__WORKING DATA__.
:::::

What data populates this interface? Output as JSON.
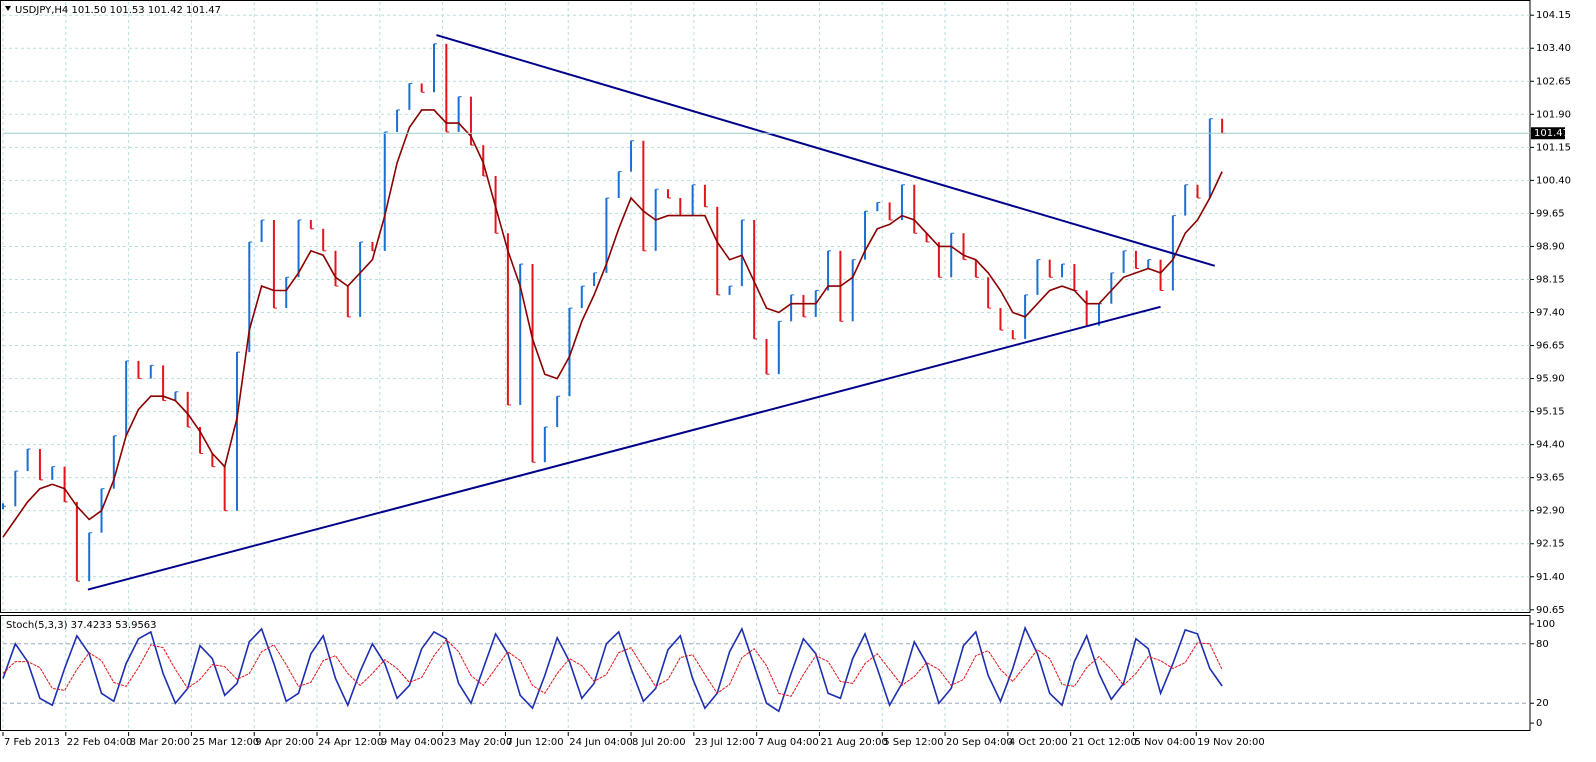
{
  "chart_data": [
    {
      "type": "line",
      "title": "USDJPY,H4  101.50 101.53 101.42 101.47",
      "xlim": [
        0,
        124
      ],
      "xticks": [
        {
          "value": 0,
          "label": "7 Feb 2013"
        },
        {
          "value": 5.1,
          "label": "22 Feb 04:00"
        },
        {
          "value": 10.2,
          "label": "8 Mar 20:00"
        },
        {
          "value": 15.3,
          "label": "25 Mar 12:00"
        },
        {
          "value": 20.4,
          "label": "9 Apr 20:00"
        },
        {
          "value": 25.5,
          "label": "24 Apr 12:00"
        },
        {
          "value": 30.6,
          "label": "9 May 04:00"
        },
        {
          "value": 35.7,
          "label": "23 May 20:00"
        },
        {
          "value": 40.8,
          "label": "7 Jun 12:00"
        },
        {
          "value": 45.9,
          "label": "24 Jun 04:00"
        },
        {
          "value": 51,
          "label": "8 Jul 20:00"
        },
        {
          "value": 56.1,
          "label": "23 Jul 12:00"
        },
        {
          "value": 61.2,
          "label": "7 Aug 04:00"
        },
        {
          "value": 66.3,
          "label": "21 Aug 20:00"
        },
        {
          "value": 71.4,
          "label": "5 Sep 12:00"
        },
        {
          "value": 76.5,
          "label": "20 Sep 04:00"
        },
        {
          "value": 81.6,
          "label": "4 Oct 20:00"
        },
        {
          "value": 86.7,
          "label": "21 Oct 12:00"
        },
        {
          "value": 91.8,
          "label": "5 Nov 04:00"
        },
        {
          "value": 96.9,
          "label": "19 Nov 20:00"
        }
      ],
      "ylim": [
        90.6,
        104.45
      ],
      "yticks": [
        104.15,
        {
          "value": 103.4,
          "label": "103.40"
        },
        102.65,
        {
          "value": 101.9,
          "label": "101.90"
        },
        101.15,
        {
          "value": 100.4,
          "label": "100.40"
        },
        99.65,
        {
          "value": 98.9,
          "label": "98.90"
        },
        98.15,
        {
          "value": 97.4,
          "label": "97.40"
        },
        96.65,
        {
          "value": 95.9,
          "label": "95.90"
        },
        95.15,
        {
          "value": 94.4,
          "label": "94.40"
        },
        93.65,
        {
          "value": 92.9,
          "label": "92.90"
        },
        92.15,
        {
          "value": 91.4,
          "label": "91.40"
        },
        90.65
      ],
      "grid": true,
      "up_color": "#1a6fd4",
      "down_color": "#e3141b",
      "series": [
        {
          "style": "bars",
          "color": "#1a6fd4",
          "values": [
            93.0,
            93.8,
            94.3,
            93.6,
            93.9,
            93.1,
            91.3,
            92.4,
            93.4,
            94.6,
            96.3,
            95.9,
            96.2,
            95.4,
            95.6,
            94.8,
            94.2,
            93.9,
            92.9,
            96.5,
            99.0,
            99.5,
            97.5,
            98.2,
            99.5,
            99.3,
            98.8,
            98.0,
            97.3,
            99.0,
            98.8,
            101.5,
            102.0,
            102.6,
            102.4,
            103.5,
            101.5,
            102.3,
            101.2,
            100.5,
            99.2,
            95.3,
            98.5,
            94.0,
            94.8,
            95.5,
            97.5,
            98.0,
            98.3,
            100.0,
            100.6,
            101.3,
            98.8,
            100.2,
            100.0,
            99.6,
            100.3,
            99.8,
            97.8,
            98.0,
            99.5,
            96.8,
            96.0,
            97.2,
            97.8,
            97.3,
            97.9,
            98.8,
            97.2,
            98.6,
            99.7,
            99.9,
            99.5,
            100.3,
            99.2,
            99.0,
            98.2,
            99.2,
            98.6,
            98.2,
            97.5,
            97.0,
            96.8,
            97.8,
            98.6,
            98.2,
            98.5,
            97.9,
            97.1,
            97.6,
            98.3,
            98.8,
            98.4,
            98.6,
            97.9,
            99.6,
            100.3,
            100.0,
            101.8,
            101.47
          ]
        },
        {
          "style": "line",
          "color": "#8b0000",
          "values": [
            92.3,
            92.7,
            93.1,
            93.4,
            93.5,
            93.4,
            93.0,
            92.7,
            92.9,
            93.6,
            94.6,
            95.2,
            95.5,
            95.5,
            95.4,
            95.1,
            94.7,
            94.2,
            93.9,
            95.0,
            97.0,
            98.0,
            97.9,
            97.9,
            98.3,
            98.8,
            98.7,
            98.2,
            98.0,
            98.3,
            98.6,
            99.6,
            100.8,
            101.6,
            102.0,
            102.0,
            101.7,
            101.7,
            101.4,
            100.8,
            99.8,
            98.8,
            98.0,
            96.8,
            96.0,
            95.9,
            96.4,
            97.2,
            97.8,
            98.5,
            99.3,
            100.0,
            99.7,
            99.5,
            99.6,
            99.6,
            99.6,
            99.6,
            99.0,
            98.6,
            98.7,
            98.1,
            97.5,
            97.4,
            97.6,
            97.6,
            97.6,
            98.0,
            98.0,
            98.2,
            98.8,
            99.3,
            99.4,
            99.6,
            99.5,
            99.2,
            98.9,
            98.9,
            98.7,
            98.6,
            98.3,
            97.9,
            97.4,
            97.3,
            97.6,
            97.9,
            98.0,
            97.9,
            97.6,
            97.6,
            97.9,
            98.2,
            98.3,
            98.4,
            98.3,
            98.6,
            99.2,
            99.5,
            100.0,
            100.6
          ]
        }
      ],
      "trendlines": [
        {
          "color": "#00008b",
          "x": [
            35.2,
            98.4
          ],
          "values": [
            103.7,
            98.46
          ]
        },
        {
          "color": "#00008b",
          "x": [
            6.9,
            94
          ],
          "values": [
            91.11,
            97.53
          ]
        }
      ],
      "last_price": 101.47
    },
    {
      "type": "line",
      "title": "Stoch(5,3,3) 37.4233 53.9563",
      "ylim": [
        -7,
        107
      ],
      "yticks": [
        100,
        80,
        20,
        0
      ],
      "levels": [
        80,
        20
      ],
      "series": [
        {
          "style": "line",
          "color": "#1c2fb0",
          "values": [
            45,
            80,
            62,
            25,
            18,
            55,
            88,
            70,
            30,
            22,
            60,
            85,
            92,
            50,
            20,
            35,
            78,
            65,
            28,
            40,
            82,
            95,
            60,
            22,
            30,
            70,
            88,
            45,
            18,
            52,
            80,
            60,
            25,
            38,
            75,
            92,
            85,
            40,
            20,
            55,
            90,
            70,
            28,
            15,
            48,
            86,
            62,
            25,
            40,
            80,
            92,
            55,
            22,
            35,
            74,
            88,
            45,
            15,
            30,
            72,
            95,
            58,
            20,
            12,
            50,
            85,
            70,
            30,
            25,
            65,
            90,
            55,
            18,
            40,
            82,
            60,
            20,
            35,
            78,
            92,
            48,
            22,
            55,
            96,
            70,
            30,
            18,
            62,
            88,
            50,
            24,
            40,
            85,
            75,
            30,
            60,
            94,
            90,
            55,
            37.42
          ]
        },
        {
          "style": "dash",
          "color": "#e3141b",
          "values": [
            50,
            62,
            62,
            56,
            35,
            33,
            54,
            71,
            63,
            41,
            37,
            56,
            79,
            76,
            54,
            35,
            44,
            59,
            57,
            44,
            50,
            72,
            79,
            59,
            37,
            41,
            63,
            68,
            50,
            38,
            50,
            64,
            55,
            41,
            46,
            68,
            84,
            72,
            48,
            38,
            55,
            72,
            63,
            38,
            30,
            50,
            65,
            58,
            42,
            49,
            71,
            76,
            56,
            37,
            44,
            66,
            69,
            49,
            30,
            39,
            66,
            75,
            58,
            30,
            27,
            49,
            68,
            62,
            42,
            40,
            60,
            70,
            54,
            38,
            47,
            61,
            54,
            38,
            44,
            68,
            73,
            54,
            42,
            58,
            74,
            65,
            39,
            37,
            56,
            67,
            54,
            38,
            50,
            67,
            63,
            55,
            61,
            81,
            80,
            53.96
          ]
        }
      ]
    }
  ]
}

:::::

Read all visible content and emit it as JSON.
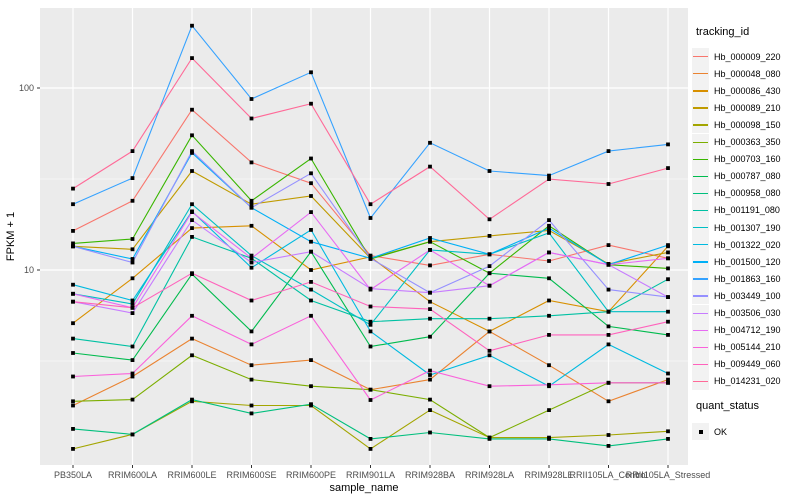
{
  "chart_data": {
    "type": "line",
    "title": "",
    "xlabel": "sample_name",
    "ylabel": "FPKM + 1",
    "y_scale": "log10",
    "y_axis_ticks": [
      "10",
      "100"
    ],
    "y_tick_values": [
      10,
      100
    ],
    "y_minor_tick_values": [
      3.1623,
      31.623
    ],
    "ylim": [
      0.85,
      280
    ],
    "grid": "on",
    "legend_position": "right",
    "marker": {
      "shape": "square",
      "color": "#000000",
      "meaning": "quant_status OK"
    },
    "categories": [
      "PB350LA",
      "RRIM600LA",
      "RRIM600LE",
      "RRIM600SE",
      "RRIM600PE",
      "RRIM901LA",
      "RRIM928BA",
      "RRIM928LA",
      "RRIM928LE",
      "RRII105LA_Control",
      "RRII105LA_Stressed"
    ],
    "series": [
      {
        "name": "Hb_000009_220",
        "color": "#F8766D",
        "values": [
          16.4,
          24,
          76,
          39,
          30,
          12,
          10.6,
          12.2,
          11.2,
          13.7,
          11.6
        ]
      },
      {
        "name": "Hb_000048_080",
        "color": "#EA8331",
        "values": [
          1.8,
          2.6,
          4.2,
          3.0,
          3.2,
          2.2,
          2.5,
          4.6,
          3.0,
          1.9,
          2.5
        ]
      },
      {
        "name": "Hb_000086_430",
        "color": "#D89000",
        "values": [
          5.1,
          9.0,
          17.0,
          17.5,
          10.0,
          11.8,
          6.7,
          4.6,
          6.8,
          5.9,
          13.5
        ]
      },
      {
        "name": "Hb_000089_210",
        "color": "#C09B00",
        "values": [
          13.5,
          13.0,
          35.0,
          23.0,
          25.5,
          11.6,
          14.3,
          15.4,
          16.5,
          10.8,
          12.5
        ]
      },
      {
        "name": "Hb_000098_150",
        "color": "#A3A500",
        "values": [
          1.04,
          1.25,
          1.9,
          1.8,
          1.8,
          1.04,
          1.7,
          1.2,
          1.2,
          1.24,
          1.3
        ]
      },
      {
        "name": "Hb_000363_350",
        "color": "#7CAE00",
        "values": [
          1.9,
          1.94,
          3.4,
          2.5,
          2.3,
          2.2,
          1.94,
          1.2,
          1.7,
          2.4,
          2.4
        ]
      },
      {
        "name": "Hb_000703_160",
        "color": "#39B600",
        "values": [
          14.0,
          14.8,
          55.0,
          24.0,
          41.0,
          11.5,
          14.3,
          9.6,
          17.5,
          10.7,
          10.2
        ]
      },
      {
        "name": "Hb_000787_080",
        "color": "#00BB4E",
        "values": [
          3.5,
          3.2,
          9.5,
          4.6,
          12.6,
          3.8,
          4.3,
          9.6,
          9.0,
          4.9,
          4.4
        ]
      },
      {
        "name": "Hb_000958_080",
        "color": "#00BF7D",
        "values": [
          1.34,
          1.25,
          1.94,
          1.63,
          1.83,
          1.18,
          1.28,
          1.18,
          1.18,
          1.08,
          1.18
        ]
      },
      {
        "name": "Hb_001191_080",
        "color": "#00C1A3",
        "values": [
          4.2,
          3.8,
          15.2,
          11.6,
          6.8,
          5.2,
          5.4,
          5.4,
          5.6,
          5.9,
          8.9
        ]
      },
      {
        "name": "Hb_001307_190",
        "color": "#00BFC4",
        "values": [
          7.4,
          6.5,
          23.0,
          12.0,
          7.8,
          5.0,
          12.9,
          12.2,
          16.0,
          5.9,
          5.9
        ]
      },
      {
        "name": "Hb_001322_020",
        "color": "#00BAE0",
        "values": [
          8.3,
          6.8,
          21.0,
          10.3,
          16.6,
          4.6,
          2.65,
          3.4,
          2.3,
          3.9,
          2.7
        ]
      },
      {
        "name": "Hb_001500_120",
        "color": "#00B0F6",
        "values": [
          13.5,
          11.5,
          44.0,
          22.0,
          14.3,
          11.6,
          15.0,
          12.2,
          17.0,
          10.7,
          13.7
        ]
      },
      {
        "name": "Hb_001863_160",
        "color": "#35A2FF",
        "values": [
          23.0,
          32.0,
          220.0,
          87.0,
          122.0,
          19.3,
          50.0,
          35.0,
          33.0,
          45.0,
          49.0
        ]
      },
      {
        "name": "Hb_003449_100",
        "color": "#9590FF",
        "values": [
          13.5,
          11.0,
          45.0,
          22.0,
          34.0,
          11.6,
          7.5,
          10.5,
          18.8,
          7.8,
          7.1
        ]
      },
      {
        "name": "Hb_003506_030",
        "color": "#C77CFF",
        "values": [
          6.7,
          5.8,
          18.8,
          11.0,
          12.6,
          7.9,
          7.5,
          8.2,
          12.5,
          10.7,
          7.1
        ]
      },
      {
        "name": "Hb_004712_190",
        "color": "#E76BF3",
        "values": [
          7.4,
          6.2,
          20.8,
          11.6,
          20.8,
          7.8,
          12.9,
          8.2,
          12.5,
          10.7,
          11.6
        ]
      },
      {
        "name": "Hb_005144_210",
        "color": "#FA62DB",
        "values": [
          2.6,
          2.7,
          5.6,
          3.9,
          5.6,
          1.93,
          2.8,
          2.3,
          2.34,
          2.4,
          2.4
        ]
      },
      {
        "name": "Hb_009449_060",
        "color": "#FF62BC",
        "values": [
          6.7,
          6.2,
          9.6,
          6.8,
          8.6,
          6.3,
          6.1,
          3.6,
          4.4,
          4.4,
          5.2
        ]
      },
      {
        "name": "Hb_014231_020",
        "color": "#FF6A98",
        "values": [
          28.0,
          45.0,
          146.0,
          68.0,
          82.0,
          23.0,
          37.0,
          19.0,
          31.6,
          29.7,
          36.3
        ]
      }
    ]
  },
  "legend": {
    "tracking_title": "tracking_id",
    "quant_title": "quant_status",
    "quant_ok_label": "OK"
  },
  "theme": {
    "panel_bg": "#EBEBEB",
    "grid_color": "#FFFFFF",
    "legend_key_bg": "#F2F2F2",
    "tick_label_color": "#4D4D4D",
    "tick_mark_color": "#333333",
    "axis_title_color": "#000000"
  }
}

:::::

Reproduce every line from the entries that holds the word "style".

__RESPONSE__.
          "style": "bars",
          "style": "line",
          "style": "line",
          "style": "dash",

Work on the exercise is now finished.